#### Exercise task:
All of the data that follows should be retyped exactly, please, except the pictures.

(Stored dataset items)
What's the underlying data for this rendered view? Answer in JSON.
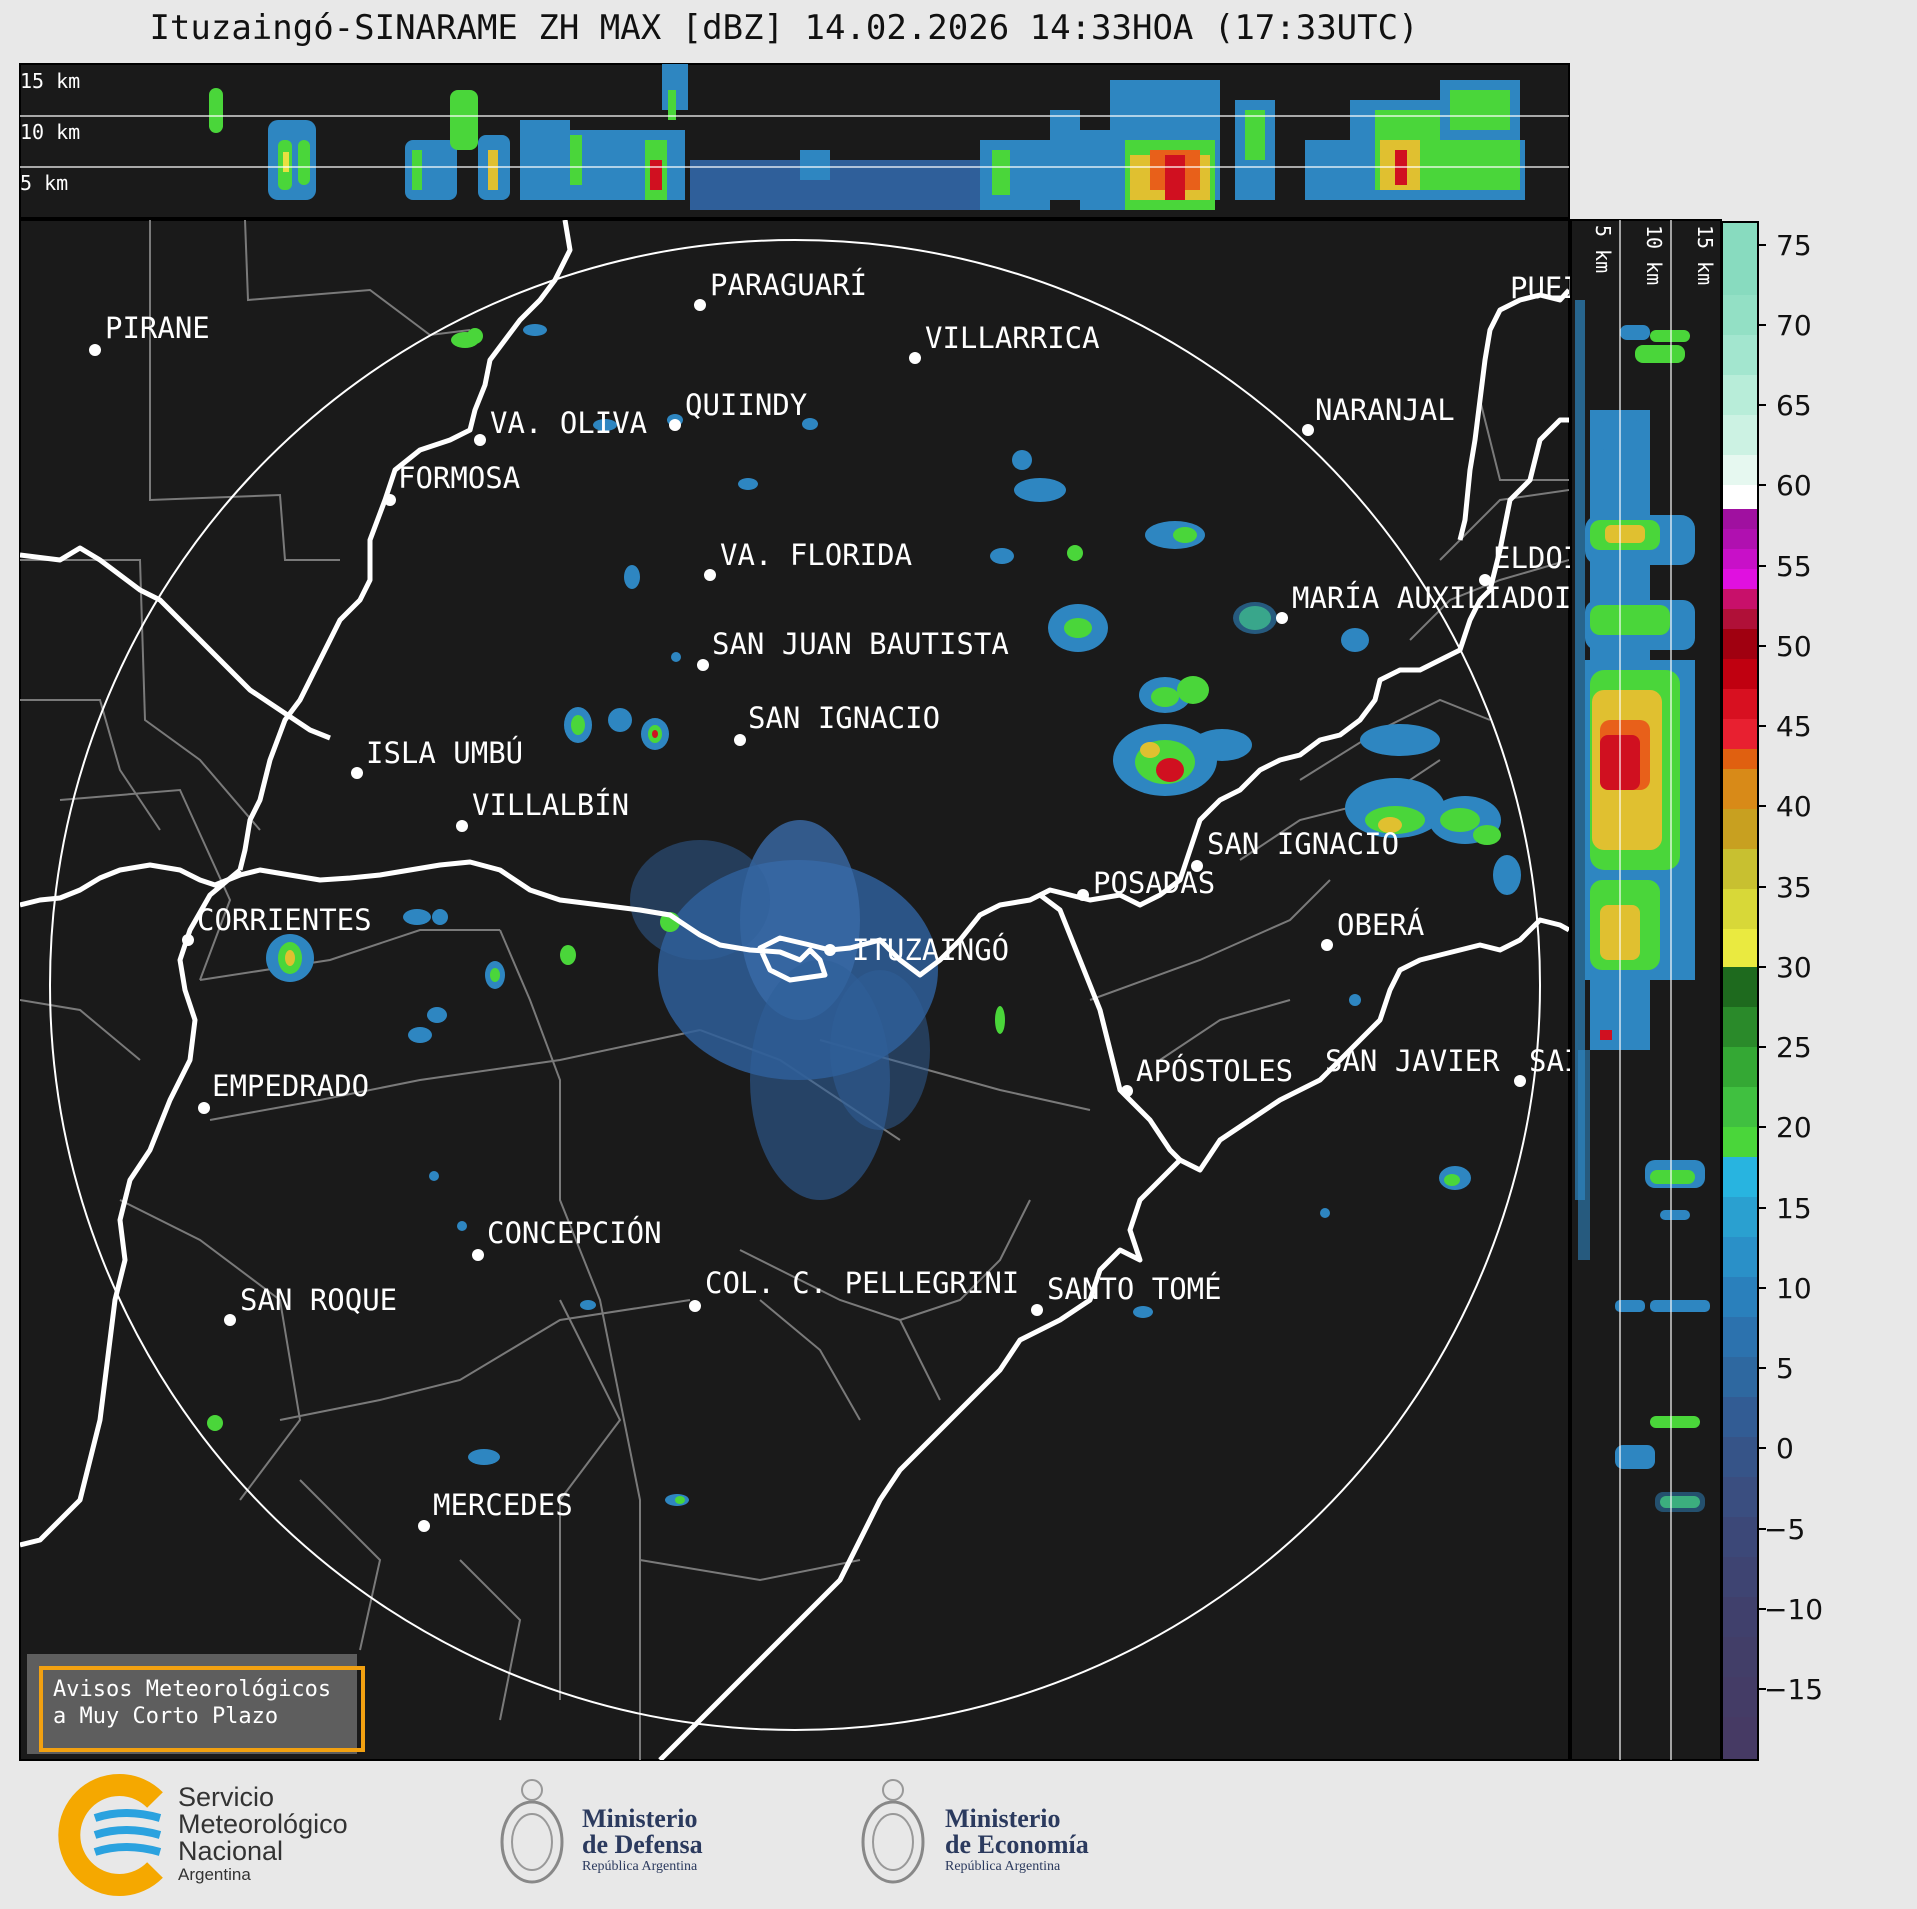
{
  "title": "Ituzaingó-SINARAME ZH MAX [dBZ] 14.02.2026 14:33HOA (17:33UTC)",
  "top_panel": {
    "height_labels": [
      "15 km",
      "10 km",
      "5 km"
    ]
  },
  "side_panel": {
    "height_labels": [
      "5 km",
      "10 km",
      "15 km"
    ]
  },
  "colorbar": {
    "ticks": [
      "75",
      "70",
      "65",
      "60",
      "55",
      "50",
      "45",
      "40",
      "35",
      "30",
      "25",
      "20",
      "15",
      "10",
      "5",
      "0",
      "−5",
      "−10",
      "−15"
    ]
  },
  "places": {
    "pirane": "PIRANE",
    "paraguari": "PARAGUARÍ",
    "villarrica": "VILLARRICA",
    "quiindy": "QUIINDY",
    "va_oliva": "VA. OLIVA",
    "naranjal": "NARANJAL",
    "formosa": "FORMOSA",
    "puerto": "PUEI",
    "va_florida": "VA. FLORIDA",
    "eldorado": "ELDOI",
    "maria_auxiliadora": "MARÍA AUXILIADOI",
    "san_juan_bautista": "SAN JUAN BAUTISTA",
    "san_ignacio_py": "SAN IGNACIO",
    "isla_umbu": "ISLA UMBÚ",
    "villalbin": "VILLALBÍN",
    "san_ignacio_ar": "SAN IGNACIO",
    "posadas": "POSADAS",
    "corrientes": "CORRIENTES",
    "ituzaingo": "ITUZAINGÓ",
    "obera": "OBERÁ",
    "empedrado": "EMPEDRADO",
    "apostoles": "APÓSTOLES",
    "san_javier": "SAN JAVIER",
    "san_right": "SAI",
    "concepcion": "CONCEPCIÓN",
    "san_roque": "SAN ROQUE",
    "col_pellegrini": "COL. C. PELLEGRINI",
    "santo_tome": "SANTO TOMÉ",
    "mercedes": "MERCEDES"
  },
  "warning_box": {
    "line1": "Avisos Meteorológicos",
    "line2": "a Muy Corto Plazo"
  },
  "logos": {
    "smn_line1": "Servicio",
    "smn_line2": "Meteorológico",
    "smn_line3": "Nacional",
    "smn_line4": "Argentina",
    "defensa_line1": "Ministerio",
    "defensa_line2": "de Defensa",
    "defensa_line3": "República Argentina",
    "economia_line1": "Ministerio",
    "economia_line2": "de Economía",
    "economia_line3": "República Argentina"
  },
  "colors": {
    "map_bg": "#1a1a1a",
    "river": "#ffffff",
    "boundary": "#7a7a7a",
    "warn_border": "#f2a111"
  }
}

#### Completed task:
What's the underlying data for this rendered view? Answer in JSON.
{
  "title": "Ituzaingó-SINARAME ZH MAX [dBZ] 14.02.2026 14:33HOA (17:33UTC)",
  "top_panel": {
    "height_labels": [
      "15 km",
      "10 km",
      "5 km"
    ]
  },
  "side_panel": {
    "height_labels": [
      "5 km",
      "10 km",
      "15 km"
    ]
  },
  "colorbar": {
    "ticks": [
      "75",
      "70",
      "65",
      "60",
      "55",
      "50",
      "45",
      "40",
      "35",
      "30",
      "25",
      "20",
      "15",
      "10",
      "5",
      "0",
      "−5",
      "−10",
      "−15"
    ]
  },
  "places": {
    "pirane": "PIRANE",
    "paraguari": "PARAGUARÍ",
    "villarrica": "VILLARRICA",
    "quiindy": "QUIINDY",
    "va_oliva": "VA. OLIVA",
    "naranjal": "NARANJAL",
    "formosa": "FORMOSA",
    "puerto": "PUEI",
    "va_florida": "VA. FLORIDA",
    "eldorado": "ELDOI",
    "maria_auxiliadora": "MARÍA AUXILIADOI",
    "san_juan_bautista": "SAN JUAN BAUTISTA",
    "san_ignacio_py": "SAN IGNACIO",
    "isla_umbu": "ISLA UMBÚ",
    "villalbin": "VILLALBÍN",
    "san_ignacio_ar": "SAN IGNACIO",
    "posadas": "POSADAS",
    "corrientes": "CORRIENTES",
    "ituzaingo": "ITUZAINGÓ",
    "obera": "OBERÁ",
    "empedrado": "EMPEDRADO",
    "apostoles": "APÓSTOLES",
    "san_javier": "SAN JAVIER",
    "san_right": "SAI",
    "concepcion": "CONCEPCIÓN",
    "san_roque": "SAN ROQUE",
    "col_pellegrini": "COL. C. PELLEGRINI",
    "santo_tome": "SANTO TOMÉ",
    "mercedes": "MERCEDES"
  },
  "warning_box": {
    "line1": "Avisos Meteorológicos",
    "line2": "a Muy Corto Plazo"
  },
  "logos": {
    "smn_line1": "Servicio",
    "smn_line2": "Meteorológico",
    "smn_line3": "Nacional",
    "smn_line4": "Argentina",
    "defensa_line1": "Ministerio",
    "defensa_line2": "de Defensa",
    "defensa_line3": "República Argentina",
    "economia_line1": "Ministerio",
    "economia_line2": "de Economía",
    "economia_line3": "República Argentina"
  },
  "colors": {
    "map_bg": "#1a1a1a",
    "river": "#ffffff",
    "boundary": "#7a7a7a",
    "warn_border": "#f2a111"
  }
}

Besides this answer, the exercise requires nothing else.